** Task directions **
Can you pull out each line of the data below that includes the word "Dorsten"?

— Begin —

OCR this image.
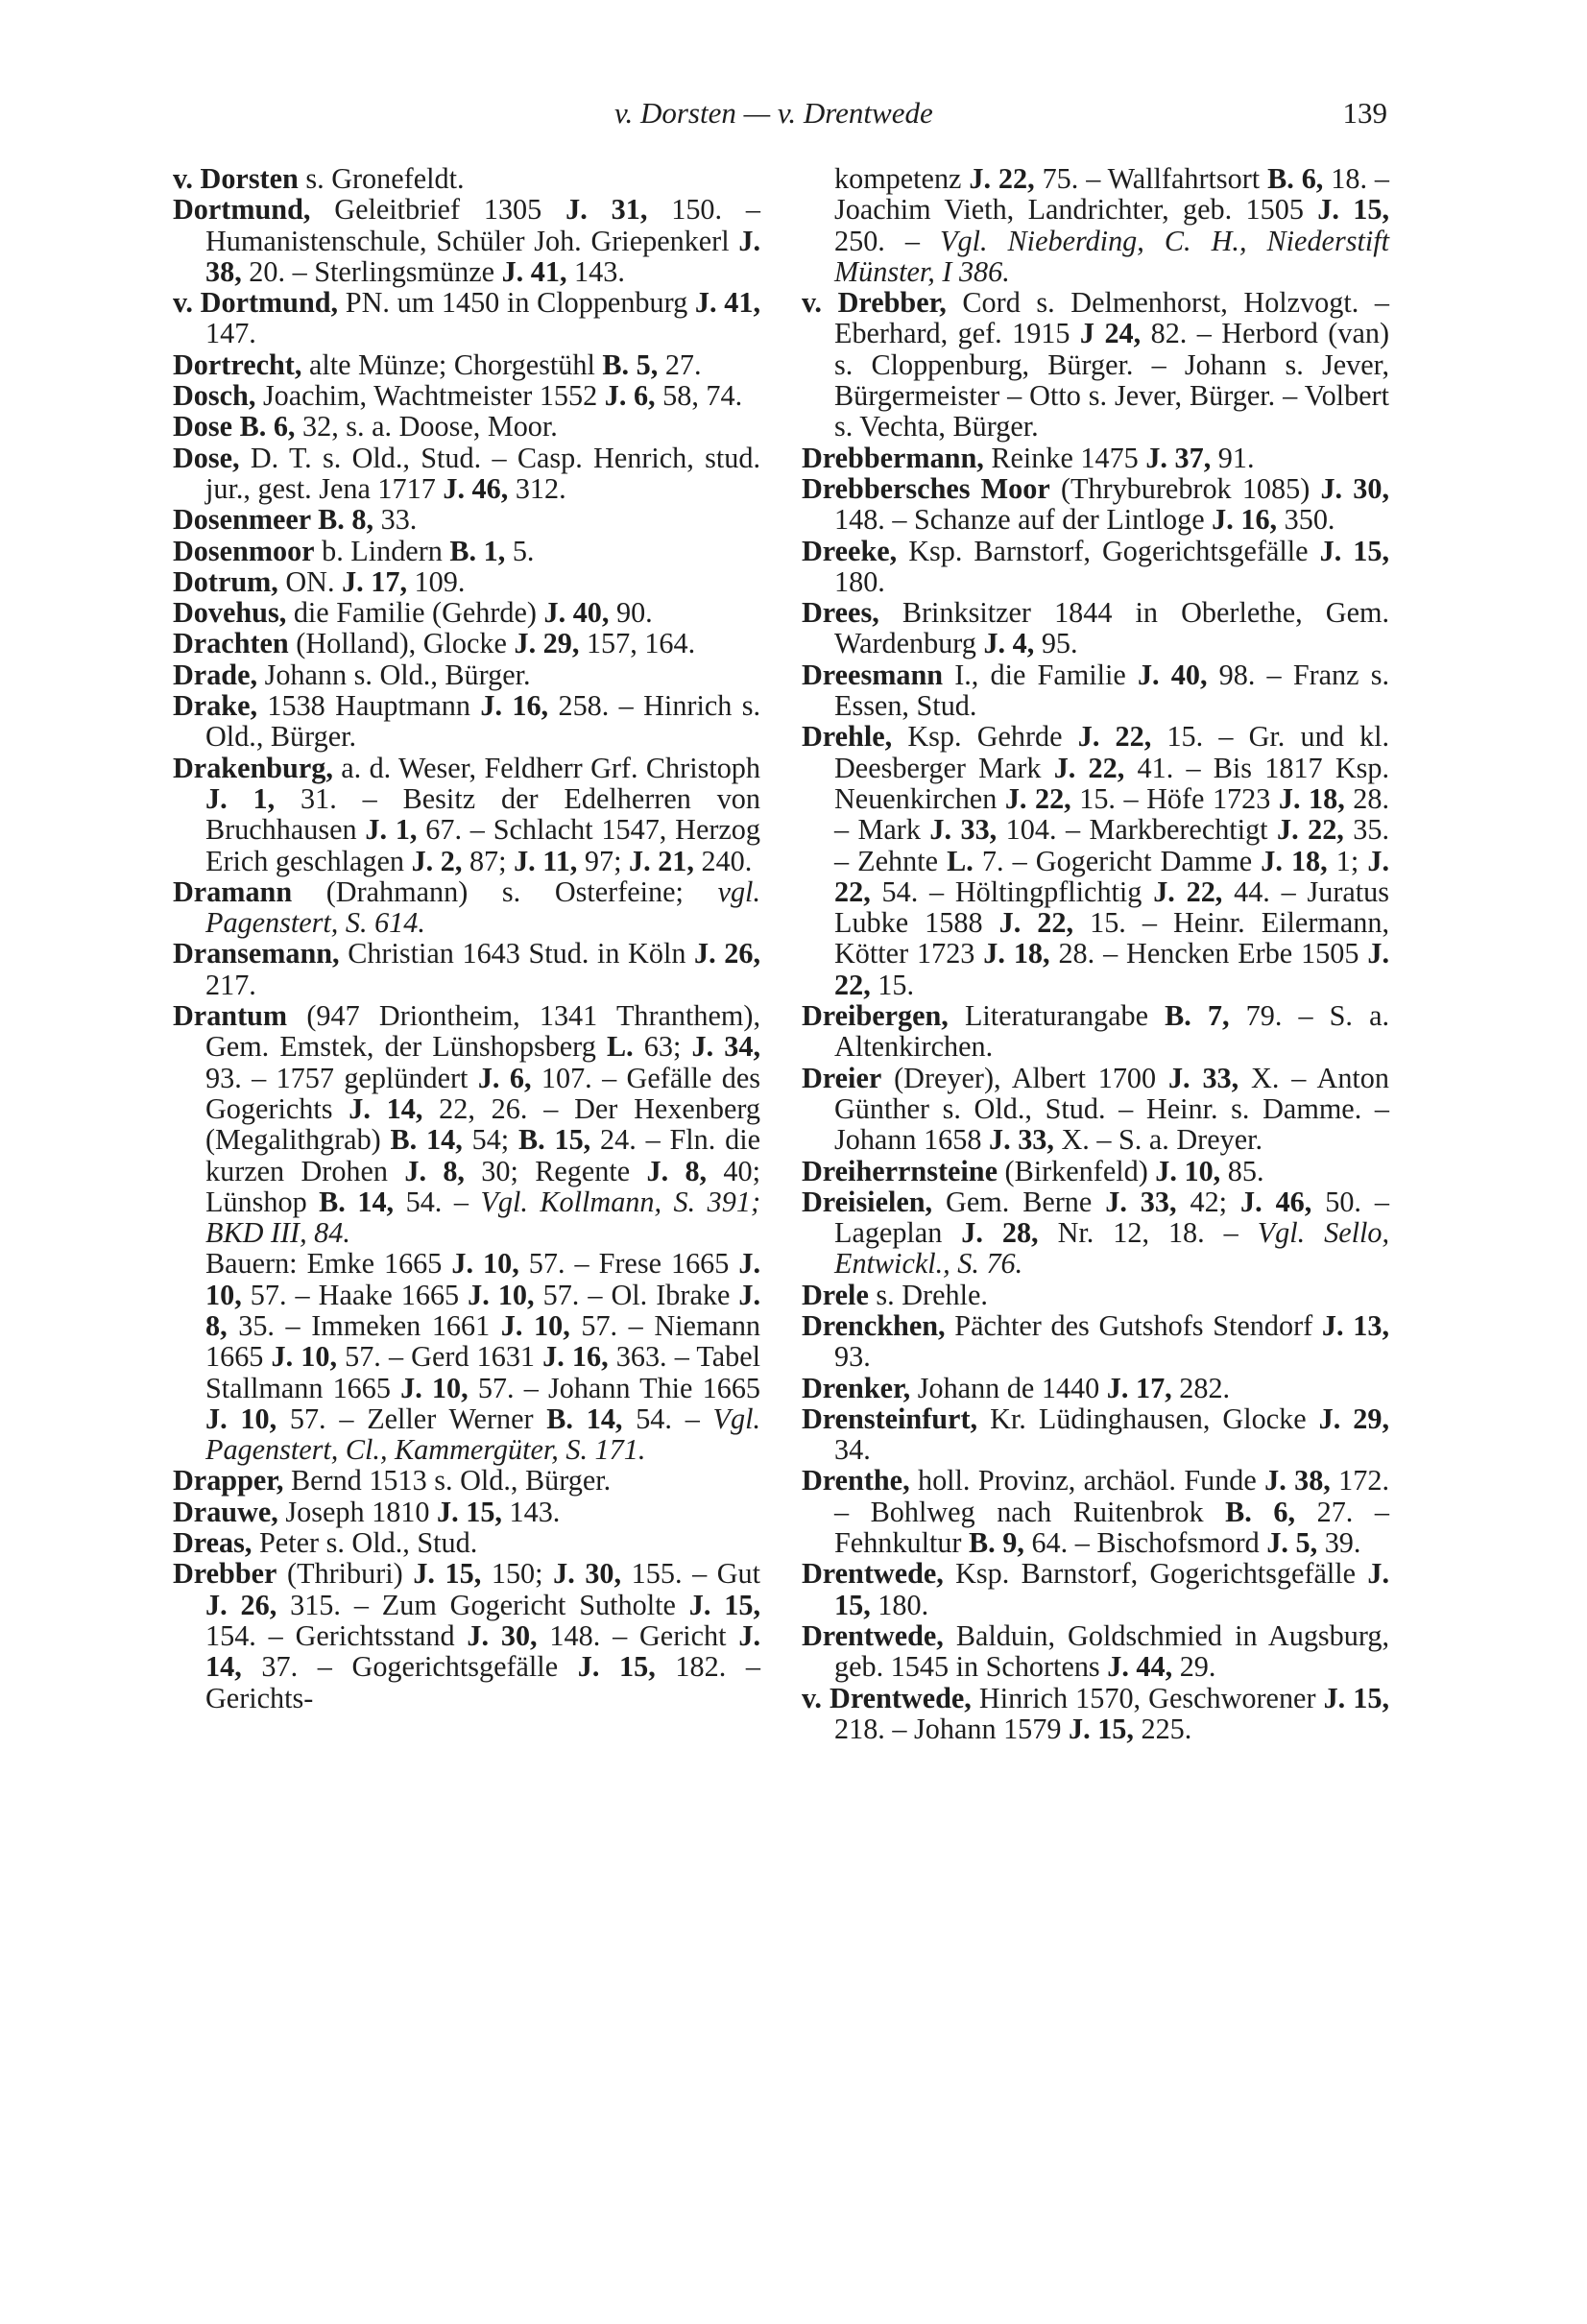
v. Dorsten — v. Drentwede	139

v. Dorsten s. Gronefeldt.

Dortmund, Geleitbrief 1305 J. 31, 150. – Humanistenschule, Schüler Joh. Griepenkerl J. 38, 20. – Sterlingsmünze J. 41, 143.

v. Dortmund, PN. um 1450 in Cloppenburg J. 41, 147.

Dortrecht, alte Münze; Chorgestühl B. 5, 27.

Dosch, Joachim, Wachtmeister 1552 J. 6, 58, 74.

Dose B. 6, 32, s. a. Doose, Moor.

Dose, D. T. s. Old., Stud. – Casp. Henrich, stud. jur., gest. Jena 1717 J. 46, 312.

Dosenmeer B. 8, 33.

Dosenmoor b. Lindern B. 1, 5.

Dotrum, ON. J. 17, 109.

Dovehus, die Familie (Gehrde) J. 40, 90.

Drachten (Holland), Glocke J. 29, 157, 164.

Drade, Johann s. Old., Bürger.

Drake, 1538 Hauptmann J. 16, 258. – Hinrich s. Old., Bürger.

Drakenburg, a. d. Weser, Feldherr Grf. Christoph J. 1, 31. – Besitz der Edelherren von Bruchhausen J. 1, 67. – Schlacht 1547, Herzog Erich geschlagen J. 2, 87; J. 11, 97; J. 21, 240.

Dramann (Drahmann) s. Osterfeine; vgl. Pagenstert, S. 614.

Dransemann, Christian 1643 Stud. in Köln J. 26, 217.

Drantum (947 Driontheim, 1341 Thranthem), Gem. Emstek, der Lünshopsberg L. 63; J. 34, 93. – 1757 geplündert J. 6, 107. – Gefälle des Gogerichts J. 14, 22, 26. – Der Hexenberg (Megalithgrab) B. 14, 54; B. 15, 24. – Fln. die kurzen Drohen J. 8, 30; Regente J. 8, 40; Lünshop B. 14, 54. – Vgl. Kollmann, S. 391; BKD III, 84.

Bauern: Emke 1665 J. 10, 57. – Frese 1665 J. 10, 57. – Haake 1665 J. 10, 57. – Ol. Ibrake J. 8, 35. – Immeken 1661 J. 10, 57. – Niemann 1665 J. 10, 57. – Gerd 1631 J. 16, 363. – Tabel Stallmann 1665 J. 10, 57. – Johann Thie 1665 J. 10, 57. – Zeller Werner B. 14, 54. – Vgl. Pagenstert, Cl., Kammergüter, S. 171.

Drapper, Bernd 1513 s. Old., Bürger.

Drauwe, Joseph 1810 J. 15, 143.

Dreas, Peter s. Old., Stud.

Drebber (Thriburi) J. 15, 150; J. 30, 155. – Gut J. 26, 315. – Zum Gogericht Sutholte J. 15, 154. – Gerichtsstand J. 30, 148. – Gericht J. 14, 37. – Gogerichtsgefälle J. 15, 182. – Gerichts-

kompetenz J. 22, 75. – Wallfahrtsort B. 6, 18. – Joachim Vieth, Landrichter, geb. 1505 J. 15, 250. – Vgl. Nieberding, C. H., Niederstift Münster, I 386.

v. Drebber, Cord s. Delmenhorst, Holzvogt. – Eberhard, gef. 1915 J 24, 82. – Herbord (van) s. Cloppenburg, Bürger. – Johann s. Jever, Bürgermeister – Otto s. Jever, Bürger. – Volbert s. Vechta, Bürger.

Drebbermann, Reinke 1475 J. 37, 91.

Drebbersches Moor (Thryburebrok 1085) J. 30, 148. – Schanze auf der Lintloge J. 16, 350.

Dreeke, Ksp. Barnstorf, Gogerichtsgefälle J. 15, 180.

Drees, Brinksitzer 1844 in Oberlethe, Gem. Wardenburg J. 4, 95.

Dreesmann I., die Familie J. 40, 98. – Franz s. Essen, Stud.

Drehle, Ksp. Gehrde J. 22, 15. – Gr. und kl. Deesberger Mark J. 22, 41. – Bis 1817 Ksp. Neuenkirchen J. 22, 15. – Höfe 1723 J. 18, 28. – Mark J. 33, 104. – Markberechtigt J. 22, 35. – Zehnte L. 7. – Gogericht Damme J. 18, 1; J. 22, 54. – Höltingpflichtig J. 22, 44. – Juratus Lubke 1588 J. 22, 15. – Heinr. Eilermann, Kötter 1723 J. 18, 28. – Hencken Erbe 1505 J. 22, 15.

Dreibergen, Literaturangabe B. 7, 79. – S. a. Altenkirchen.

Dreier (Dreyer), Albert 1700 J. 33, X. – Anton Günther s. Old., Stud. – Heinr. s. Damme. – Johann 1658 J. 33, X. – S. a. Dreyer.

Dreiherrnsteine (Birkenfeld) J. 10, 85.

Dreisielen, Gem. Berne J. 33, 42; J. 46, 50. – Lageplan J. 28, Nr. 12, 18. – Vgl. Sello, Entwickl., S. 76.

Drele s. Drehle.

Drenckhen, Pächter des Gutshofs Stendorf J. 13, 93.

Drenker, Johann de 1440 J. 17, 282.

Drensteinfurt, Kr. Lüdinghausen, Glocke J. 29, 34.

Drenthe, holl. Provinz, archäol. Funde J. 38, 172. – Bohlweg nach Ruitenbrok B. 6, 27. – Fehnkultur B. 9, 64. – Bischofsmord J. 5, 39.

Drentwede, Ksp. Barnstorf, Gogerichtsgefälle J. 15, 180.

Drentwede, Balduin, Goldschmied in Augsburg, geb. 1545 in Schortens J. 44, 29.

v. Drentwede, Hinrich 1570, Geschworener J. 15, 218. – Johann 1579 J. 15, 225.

— End —
— Begin —

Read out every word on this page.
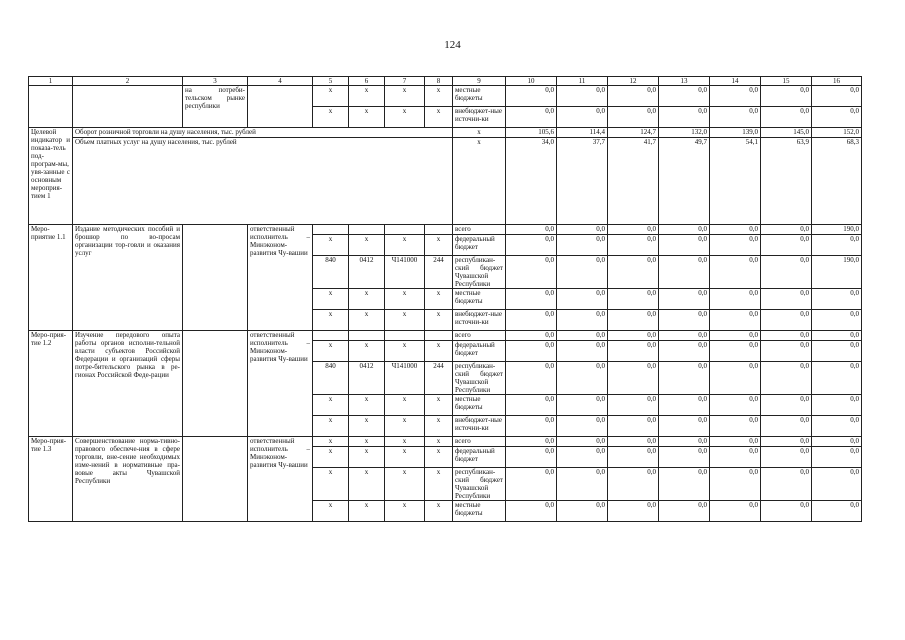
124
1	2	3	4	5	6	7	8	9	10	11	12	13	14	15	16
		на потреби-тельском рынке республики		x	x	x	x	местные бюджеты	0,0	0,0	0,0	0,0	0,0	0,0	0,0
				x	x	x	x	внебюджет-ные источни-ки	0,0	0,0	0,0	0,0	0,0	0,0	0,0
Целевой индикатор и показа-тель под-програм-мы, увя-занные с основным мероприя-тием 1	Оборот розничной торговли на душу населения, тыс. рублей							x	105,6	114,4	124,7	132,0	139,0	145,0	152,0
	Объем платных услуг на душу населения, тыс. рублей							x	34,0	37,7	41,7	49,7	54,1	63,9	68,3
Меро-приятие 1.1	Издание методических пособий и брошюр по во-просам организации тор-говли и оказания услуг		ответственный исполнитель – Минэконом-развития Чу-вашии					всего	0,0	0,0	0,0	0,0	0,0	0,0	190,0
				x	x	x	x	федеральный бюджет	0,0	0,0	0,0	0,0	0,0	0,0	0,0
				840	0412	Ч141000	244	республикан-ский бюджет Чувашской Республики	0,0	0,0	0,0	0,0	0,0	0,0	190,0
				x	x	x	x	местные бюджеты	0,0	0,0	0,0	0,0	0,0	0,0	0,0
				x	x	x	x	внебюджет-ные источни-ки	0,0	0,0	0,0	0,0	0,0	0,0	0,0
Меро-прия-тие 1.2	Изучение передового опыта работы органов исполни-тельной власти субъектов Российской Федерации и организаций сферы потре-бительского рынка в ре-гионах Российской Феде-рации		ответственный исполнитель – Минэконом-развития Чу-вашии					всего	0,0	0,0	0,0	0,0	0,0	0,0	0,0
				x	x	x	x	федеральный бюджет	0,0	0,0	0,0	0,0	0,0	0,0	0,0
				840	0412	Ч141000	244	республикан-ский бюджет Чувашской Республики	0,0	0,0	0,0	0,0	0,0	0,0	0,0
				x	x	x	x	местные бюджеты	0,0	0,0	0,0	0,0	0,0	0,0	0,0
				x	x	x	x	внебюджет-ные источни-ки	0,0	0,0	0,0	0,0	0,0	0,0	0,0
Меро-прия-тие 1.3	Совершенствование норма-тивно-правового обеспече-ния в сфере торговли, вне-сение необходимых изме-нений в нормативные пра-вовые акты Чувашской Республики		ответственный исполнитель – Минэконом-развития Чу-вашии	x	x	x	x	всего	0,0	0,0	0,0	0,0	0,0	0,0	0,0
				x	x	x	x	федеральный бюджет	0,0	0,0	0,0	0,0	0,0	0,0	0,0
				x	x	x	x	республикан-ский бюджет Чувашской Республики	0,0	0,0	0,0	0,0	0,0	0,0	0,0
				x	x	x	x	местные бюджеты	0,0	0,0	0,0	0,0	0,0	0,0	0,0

— End —

** Output **
v. Dorsten — v. Drentwede	139
v. Dorsten s. Gronefeldt.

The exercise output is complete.